**Data supplied:**
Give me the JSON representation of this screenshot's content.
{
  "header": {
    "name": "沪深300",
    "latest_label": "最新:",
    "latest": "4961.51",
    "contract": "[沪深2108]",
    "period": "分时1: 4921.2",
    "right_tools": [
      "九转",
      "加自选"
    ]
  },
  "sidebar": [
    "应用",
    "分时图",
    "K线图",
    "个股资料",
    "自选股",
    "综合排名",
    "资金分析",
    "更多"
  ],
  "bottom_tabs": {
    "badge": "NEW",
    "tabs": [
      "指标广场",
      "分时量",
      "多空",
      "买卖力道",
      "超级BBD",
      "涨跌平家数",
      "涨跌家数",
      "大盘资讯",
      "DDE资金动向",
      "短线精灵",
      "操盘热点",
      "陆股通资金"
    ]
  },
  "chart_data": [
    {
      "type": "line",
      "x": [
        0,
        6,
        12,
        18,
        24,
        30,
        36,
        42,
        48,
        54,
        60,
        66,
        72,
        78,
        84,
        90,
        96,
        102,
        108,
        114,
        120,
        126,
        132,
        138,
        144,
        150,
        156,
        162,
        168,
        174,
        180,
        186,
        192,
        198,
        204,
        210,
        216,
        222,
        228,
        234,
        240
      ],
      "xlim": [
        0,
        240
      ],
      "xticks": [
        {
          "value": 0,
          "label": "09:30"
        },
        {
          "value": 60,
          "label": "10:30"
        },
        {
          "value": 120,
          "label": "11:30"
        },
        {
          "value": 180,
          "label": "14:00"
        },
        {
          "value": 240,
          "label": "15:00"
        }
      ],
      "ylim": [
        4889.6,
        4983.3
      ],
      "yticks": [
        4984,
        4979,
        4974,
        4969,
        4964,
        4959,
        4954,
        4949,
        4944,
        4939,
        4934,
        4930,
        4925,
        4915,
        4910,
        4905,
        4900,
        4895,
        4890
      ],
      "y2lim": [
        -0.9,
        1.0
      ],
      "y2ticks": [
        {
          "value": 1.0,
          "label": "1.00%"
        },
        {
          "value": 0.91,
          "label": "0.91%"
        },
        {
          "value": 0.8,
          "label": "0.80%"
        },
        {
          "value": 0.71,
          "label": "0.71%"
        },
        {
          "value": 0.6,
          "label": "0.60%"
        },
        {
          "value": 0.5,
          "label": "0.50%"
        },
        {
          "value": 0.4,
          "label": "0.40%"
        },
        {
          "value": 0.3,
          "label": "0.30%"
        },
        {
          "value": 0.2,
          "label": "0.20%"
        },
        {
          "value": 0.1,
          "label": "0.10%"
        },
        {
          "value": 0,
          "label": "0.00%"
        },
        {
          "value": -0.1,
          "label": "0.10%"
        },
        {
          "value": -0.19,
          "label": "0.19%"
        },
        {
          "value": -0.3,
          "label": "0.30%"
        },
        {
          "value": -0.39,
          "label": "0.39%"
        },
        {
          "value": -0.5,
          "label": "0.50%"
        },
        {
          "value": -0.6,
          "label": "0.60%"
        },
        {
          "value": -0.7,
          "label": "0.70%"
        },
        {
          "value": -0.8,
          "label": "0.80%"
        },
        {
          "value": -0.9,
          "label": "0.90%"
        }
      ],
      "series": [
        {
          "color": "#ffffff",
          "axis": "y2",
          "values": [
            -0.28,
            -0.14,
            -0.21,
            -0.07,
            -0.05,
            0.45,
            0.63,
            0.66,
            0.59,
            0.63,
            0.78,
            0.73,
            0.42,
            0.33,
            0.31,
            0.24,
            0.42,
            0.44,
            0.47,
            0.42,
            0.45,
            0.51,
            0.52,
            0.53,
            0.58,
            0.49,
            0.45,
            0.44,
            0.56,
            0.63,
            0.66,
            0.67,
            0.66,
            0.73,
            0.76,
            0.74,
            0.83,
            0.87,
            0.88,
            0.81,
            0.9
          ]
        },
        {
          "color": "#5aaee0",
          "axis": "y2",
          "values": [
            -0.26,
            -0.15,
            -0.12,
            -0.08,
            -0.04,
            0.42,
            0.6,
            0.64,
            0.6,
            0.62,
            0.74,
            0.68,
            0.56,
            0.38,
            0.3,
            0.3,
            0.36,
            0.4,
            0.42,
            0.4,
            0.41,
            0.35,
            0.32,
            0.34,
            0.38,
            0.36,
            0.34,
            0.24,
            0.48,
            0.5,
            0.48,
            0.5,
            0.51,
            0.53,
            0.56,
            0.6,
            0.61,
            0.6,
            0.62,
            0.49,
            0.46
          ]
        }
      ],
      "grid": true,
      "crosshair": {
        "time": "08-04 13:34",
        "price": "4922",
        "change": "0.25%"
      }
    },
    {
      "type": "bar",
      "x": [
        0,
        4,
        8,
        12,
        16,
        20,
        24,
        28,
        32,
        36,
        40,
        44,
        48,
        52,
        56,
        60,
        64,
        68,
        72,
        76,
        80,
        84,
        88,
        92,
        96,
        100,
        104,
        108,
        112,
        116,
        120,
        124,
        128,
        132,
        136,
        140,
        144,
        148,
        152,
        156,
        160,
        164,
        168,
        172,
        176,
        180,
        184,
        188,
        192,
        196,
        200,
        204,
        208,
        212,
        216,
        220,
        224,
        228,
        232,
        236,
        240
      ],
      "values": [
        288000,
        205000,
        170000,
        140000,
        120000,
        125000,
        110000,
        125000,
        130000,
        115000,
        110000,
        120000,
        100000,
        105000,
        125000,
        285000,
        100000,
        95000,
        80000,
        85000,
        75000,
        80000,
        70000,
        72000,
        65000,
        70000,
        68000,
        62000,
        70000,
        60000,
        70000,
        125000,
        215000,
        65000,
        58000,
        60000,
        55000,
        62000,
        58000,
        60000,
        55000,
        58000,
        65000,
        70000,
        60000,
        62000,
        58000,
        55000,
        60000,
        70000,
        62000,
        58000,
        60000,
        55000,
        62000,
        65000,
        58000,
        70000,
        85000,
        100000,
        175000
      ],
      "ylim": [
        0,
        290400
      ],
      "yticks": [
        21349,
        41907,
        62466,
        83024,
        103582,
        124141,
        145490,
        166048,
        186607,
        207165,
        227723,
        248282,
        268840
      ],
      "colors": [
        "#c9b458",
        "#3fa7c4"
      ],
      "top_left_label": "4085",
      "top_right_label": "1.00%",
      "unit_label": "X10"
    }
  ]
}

**Exercise goal:** Transcribe every record above exactly as it appears.

**Completed exercise:**
Give me the JSON representation of this screenshot's content.
{
  "header": {
    "name": "沪深300",
    "latest_label": "最新:",
    "latest": "4961.51",
    "contract": "[沪深2108]",
    "period": "分时1: 4921.2",
    "right_tools": [
      "九转",
      "加自选"
    ]
  },
  "sidebar": [
    "应用",
    "分时图",
    "K线图",
    "个股资料",
    "自选股",
    "综合排名",
    "资金分析",
    "更多"
  ],
  "bottom_tabs": {
    "badge": "NEW",
    "tabs": [
      "指标广场",
      "分时量",
      "多空",
      "买卖力道",
      "超级BBD",
      "涨跌平家数",
      "涨跌家数",
      "大盘资讯",
      "DDE资金动向",
      "短线精灵",
      "操盘热点",
      "陆股通资金"
    ]
  },
  "chart_data": [
    {
      "type": "line",
      "x": [
        0,
        6,
        12,
        18,
        24,
        30,
        36,
        42,
        48,
        54,
        60,
        66,
        72,
        78,
        84,
        90,
        96,
        102,
        108,
        114,
        120,
        126,
        132,
        138,
        144,
        150,
        156,
        162,
        168,
        174,
        180,
        186,
        192,
        198,
        204,
        210,
        216,
        222,
        228,
        234,
        240
      ],
      "xlim": [
        0,
        240
      ],
      "xticks": [
        {
          "value": 0,
          "label": "09:30"
        },
        {
          "value": 60,
          "label": "10:30"
        },
        {
          "value": 120,
          "label": "11:30"
        },
        {
          "value": 180,
          "label": "14:00"
        },
        {
          "value": 240,
          "label": "15:00"
        }
      ],
      "ylim": [
        4889.6,
        4983.3
      ],
      "yticks": [
        4984,
        4979,
        4974,
        4969,
        4964,
        4959,
        4954,
        4949,
        4944,
        4939,
        4934,
        4930,
        4925,
        4915,
        4910,
        4905,
        4900,
        4895,
        4890
      ],
      "y2lim": [
        -0.9,
        1.0
      ],
      "y2ticks": [
        {
          "value": 1.0,
          "label": "1.00%"
        },
        {
          "value": 0.91,
          "label": "0.91%"
        },
        {
          "value": 0.8,
          "label": "0.80%"
        },
        {
          "value": 0.71,
          "label": "0.71%"
        },
        {
          "value": 0.6,
          "label": "0.60%"
        },
        {
          "value": 0.5,
          "label": "0.50%"
        },
        {
          "value": 0.4,
          "label": "0.40%"
        },
        {
          "value": 0.3,
          "label": "0.30%"
        },
        {
          "value": 0.2,
          "label": "0.20%"
        },
        {
          "value": 0.1,
          "label": "0.10%"
        },
        {
          "value": 0,
          "label": "0.00%"
        },
        {
          "value": -0.1,
          "label": "0.10%"
        },
        {
          "value": -0.19,
          "label": "0.19%"
        },
        {
          "value": -0.3,
          "label": "0.30%"
        },
        {
          "value": -0.39,
          "label": "0.39%"
        },
        {
          "value": -0.5,
          "label": "0.50%"
        },
        {
          "value": -0.6,
          "label": "0.60%"
        },
        {
          "value": -0.7,
          "label": "0.70%"
        },
        {
          "value": -0.8,
          "label": "0.80%"
        },
        {
          "value": -0.9,
          "label": "0.90%"
        }
      ],
      "series": [
        {
          "color": "#ffffff",
          "axis": "y2",
          "values": [
            -0.28,
            -0.14,
            -0.21,
            -0.07,
            -0.05,
            0.45,
            0.63,
            0.66,
            0.59,
            0.63,
            0.78,
            0.73,
            0.42,
            0.33,
            0.31,
            0.24,
            0.42,
            0.44,
            0.47,
            0.42,
            0.45,
            0.51,
            0.52,
            0.53,
            0.58,
            0.49,
            0.45,
            0.44,
            0.56,
            0.63,
            0.66,
            0.67,
            0.66,
            0.73,
            0.76,
            0.74,
            0.83,
            0.87,
            0.88,
            0.81,
            0.9
          ]
        },
        {
          "color": "#5aaee0",
          "axis": "y2",
          "values": [
            -0.26,
            -0.15,
            -0.12,
            -0.08,
            -0.04,
            0.42,
            0.6,
            0.64,
            0.6,
            0.62,
            0.74,
            0.68,
            0.56,
            0.38,
            0.3,
            0.3,
            0.36,
            0.4,
            0.42,
            0.4,
            0.41,
            0.35,
            0.32,
            0.34,
            0.38,
            0.36,
            0.34,
            0.24,
            0.48,
            0.5,
            0.48,
            0.5,
            0.51,
            0.53,
            0.56,
            0.6,
            0.61,
            0.6,
            0.62,
            0.49,
            0.46
          ]
        }
      ],
      "grid": true,
      "crosshair": {
        "time": "08-04 13:34",
        "price": "4922",
        "change": "0.25%"
      }
    },
    {
      "type": "bar",
      "x": [
        0,
        4,
        8,
        12,
        16,
        20,
        24,
        28,
        32,
        36,
        40,
        44,
        48,
        52,
        56,
        60,
        64,
        68,
        72,
        76,
        80,
        84,
        88,
        92,
        96,
        100,
        104,
        108,
        112,
        116,
        120,
        124,
        128,
        132,
        136,
        140,
        144,
        148,
        152,
        156,
        160,
        164,
        168,
        172,
        176,
        180,
        184,
        188,
        192,
        196,
        200,
        204,
        208,
        212,
        216,
        220,
        224,
        228,
        232,
        236,
        240
      ],
      "values": [
        288000,
        205000,
        170000,
        140000,
        120000,
        125000,
        110000,
        125000,
        130000,
        115000,
        110000,
        120000,
        100000,
        105000,
        125000,
        285000,
        100000,
        95000,
        80000,
        85000,
        75000,
        80000,
        70000,
        72000,
        65000,
        70000,
        68000,
        62000,
        70000,
        60000,
        70000,
        125000,
        215000,
        65000,
        58000,
        60000,
        55000,
        62000,
        58000,
        60000,
        55000,
        58000,
        65000,
        70000,
        60000,
        62000,
        58000,
        55000,
        60000,
        70000,
        62000,
        58000,
        60000,
        55000,
        62000,
        65000,
        58000,
        70000,
        85000,
        100000,
        175000
      ],
      "ylim": [
        0,
        290400
      ],
      "yticks": [
        21349,
        41907,
        62466,
        83024,
        103582,
        124141,
        145490,
        166048,
        186607,
        207165,
        227723,
        248282,
        268840
      ],
      "colors": [
        "#c9b458",
        "#3fa7c4"
      ],
      "top_left_label": "4085",
      "top_right_label": "1.00%",
      "unit_label": "X10"
    }
  ]
}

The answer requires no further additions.